→ EXERCISE GOAL:
Reproduce the listing below verbatim, line by line, without altering anything.

########

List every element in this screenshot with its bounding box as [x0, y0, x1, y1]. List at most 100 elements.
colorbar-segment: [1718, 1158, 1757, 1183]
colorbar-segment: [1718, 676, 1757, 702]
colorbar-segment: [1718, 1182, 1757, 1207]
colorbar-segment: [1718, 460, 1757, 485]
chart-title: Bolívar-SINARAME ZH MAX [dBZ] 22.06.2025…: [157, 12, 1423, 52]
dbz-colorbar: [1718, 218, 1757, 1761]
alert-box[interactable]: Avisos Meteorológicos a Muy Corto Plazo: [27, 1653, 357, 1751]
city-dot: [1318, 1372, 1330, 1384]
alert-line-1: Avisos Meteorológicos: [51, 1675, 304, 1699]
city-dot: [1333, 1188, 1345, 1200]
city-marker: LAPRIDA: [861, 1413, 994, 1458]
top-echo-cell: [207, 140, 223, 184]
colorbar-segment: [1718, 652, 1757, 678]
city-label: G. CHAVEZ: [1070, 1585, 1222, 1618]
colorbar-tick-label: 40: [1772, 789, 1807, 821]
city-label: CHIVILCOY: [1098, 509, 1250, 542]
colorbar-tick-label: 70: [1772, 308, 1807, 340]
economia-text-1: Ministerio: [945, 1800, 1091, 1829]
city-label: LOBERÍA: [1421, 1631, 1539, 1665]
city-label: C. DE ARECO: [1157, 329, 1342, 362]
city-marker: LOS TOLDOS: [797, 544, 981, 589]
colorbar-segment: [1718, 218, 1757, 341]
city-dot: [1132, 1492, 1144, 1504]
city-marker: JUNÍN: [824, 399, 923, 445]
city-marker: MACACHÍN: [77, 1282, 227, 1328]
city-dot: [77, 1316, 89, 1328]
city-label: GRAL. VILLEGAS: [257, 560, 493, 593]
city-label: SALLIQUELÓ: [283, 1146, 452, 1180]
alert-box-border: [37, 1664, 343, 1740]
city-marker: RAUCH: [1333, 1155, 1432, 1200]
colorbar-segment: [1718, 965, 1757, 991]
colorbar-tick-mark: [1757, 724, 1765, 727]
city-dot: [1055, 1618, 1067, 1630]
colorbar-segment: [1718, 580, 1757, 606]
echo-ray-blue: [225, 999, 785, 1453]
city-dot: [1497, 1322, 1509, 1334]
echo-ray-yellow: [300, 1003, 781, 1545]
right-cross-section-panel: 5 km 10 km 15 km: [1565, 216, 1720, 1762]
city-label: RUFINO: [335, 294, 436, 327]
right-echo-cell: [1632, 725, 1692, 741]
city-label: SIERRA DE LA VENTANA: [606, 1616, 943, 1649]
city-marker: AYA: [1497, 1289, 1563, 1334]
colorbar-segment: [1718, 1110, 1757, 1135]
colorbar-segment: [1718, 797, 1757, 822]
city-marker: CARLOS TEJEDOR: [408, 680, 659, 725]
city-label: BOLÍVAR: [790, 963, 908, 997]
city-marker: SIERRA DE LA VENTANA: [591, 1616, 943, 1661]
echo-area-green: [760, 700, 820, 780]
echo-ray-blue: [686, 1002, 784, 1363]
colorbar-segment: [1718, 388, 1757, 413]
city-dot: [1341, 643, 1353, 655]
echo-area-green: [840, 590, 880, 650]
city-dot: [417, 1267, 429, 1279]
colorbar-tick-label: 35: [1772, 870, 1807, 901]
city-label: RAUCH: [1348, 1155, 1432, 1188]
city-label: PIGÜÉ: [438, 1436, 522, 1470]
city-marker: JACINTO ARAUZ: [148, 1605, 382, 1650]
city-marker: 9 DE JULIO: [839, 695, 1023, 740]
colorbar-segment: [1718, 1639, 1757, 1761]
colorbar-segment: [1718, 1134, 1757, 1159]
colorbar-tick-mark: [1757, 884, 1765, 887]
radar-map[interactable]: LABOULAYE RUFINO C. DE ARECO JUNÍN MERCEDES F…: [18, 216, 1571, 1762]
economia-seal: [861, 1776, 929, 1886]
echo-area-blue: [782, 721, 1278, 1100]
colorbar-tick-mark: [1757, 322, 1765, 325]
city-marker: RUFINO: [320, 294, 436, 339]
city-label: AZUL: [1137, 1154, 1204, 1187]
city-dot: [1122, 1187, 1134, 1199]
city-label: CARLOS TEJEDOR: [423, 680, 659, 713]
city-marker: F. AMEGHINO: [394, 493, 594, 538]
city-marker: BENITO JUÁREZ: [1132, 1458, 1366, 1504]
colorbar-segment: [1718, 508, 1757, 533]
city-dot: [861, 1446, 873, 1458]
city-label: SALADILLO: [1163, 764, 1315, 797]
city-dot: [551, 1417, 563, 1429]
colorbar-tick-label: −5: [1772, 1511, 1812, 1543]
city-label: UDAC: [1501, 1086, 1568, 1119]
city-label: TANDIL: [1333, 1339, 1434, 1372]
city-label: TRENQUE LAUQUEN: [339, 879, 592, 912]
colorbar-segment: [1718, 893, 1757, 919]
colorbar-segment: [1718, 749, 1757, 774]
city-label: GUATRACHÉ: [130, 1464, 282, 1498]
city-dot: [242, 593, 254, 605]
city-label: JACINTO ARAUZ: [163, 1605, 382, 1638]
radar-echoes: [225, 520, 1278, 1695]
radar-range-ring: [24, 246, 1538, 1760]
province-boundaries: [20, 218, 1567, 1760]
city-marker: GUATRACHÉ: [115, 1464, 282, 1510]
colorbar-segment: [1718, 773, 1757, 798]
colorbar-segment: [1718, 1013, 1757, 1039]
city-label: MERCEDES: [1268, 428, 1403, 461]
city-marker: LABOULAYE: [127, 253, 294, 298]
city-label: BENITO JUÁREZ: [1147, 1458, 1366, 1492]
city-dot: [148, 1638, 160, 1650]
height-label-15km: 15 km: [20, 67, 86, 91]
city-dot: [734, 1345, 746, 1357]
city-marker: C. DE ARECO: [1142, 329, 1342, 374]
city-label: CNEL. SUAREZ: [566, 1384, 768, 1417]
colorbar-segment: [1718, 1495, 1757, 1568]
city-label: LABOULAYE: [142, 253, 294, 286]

########

→ OUTPUT OF THE EXERCISE:
List every element in this screenshot with its bounding box as [x0, y0, x1, y1]. List at most 100 elements.
colorbar-segment: [1718, 1158, 1757, 1183]
colorbar-segment: [1718, 676, 1757, 702]
colorbar-segment: [1718, 1182, 1757, 1207]
colorbar-segment: [1718, 460, 1757, 485]
chart-title: Bolívar-SINARAME ZH MAX [dBZ] 22.06.2025…: [157, 12, 1423, 52]
dbz-colorbar: [1718, 218, 1757, 1761]
alert-box[interactable]: Avisos Meteorológicos a Muy Corto Plazo: [27, 1653, 357, 1751]
city-dot: [1318, 1372, 1330, 1384]
alert-line-1: Avisos Meteorológicos: [51, 1675, 304, 1699]
city-dot: [1333, 1188, 1345, 1200]
city-marker: LAPRIDA: [861, 1413, 994, 1458]
top-echo-cell: [207, 140, 223, 184]
colorbar-segment: [1718, 652, 1757, 678]
city-label: G. CHAVEZ: [1070, 1585, 1222, 1618]
colorbar-tick-label: 40: [1772, 789, 1807, 821]
city-label: CHIVILCOY: [1098, 509, 1250, 542]
colorbar-tick-label: 70: [1772, 308, 1807, 340]
economia-text-1: Ministerio: [945, 1800, 1091, 1829]
city-label: LOBERÍA: [1421, 1631, 1539, 1665]
city-label: C. DE ARECO: [1157, 329, 1342, 362]
city-marker: LOS TOLDOS: [797, 544, 981, 589]
colorbar-segment: [1718, 218, 1757, 341]
city-dot: [1132, 1492, 1144, 1504]
city-marker: JUNÍN: [824, 399, 923, 445]
city-marker: MACACHÍN: [77, 1282, 227, 1328]
city-dot: [77, 1316, 89, 1328]
city-label: GRAL. VILLEGAS: [257, 560, 493, 593]
city-label: SALLIQUELÓ: [283, 1146, 452, 1180]
alert-box-border: [37, 1664, 343, 1740]
city-marker: RAUCH: [1333, 1155, 1432, 1200]
colorbar-segment: [1718, 965, 1757, 991]
colorbar-tick-mark: [1757, 724, 1765, 727]
city-dot: [1055, 1618, 1067, 1630]
colorbar-segment: [1718, 580, 1757, 606]
echo-ray-blue: [225, 999, 785, 1453]
city-dot: [1497, 1322, 1509, 1334]
echo-ray-yellow: [300, 1003, 781, 1545]
right-cross-section-panel: 5 km 10 km 15 km: [1565, 216, 1720, 1762]
city-label: RUFINO: [335, 294, 436, 327]
right-echo-cell: [1632, 725, 1692, 741]
city-label: SIERRA DE LA VENTANA: [606, 1616, 943, 1649]
city-marker: AYA: [1497, 1289, 1563, 1334]
colorbar-segment: [1718, 1110, 1757, 1135]
colorbar-segment: [1718, 797, 1757, 822]
city-marker: CARLOS TEJEDOR: [408, 680, 659, 725]
city-label: BOLÍVAR: [790, 963, 908, 997]
city-marker: SIERRA DE LA VENTANA: [591, 1616, 943, 1661]
echo-area-green: [760, 700, 820, 780]
echo-ray-blue: [686, 1002, 784, 1363]
colorbar-segment: [1718, 388, 1757, 413]
city-dot: [1341, 643, 1353, 655]
echo-area-green: [840, 590, 880, 650]
city-dot: [417, 1267, 429, 1279]
colorbar-tick-label: 35: [1772, 870, 1807, 901]
city-label: RAUCH: [1348, 1155, 1432, 1188]
city-label: PIGÜÉ: [438, 1436, 522, 1470]
city-marker: JACINTO ARAUZ: [148, 1605, 382, 1650]
city-marker: 9 DE JULIO: [839, 695, 1023, 740]
colorbar-segment: [1718, 1639, 1757, 1761]
colorbar-segment: [1718, 1134, 1757, 1159]
colorbar-tick-mark: [1757, 884, 1765, 887]
radar-map[interactable]: LABOULAYE RUFINO C. DE ARECO JUNÍN MERCEDES F…: [18, 216, 1571, 1762]
economia-seal: [861, 1776, 929, 1886]
echo-area-blue: [782, 721, 1278, 1100]
colorbar-tick-mark: [1757, 322, 1765, 325]
city-marker: RUFINO: [320, 294, 436, 339]
city-label: AZUL: [1137, 1154, 1204, 1187]
city-dot: [1122, 1187, 1134, 1199]
city-label: CARLOS TEJEDOR: [423, 680, 659, 713]
city-marker: F. AMEGHINO: [394, 493, 594, 538]
city-marker: BENITO JUÁREZ: [1132, 1458, 1366, 1504]
colorbar-segment: [1718, 508, 1757, 533]
city-dot: [861, 1446, 873, 1458]
city-label: SALADILLO: [1163, 764, 1315, 797]
city-dot: [551, 1417, 563, 1429]
colorbar-tick-label: −5: [1772, 1511, 1812, 1543]
city-label: UDAC: [1501, 1086, 1568, 1119]
city-label: TANDIL: [1333, 1339, 1434, 1372]
city-label: TRENQUE LAUQUEN: [339, 879, 592, 912]
colorbar-segment: [1718, 893, 1757, 919]
colorbar-segment: [1718, 749, 1757, 774]
city-label: GUATRACHÉ: [130, 1464, 282, 1498]
city-dot: [242, 593, 254, 605]
city-label: JACINTO ARAUZ: [163, 1605, 382, 1638]
radar-echoes: [225, 520, 1278, 1695]
radar-range-ring: [24, 246, 1538, 1760]
province-boundaries: [20, 218, 1567, 1760]
city-marker: GUATRACHÉ: [115, 1464, 282, 1510]
colorbar-segment: [1718, 773, 1757, 798]
colorbar-segment: [1718, 1013, 1757, 1039]
city-label: MERCEDES: [1268, 428, 1403, 461]
city-marker: LABOULAYE: [127, 253, 294, 298]
city-label: BENITO JUÁREZ: [1147, 1458, 1366, 1492]
city-dot: [148, 1638, 160, 1650]
height-label-15km: 15 km: [20, 67, 86, 91]
city-dot: [734, 1345, 746, 1357]
city-marker: C. DE ARECO: [1142, 329, 1342, 374]
city-label: CNEL. SUAREZ: [566, 1384, 768, 1417]
colorbar-segment: [1718, 1495, 1757, 1568]
city-label: LABOULAYE: [142, 253, 294, 286]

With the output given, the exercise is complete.